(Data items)

┄┄┄┄┄┄┄┄┄┄┄┄┄┄┄┄┄┄┄┄

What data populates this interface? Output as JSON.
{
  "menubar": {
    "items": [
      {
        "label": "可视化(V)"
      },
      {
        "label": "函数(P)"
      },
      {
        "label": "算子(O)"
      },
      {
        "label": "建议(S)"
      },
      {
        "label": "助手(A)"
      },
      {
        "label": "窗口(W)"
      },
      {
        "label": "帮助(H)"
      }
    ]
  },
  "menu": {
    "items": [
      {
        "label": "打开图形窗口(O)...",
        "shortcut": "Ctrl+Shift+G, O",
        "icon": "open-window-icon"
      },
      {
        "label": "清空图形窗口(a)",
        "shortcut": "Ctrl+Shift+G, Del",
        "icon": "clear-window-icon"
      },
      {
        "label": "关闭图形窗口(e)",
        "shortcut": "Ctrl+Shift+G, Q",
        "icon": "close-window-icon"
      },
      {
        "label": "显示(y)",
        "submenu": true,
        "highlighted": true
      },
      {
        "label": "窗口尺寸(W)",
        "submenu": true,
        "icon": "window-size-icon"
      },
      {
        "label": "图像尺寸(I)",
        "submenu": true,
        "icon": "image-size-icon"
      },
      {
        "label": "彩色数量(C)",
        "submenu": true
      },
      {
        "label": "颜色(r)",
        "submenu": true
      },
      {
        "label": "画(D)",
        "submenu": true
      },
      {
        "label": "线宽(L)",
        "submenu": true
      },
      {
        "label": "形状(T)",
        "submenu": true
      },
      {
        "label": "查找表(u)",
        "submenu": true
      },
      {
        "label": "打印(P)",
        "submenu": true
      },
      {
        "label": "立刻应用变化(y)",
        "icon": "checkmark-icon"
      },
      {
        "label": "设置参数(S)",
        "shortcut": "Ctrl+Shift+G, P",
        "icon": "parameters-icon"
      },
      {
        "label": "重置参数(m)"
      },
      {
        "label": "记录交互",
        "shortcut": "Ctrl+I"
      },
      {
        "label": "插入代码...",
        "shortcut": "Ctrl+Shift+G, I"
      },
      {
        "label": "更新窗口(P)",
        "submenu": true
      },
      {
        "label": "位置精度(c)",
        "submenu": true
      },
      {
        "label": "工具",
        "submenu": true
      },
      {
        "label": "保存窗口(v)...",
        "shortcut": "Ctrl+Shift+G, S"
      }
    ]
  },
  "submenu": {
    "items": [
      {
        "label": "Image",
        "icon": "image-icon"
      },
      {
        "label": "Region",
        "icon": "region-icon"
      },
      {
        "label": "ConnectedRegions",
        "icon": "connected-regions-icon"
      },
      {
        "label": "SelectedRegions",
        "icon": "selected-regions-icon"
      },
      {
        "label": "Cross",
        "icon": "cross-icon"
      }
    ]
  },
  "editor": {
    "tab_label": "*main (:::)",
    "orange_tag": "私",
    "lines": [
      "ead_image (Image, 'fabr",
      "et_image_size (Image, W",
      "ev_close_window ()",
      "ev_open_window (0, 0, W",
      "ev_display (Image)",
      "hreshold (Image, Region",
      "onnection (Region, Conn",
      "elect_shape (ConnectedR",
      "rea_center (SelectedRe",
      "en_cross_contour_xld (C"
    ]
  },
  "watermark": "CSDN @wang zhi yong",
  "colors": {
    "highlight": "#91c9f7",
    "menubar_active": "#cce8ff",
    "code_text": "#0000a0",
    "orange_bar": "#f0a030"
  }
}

┄┄┄┄┄┄┄┄┄┄┄┄┄┄┄┄┄┄┄┄

_Problem details:_ Copy every line of the records above that contains "icon".

_Exercise result:_
        "icon": "open-window-icon"
        "icon": "clear-window-icon"
        "icon": "close-window-icon"
        "icon": "window-size-icon"
        "icon": "image-size-icon"
        "icon": "checkmark-icon"
        "icon": "parameters-icon"
        "icon": "image-icon"
        "icon": "region-icon"
        "icon": "connected-regions-icon"
        "icon": "selected-regions-icon"
        "icon": "cross-icon"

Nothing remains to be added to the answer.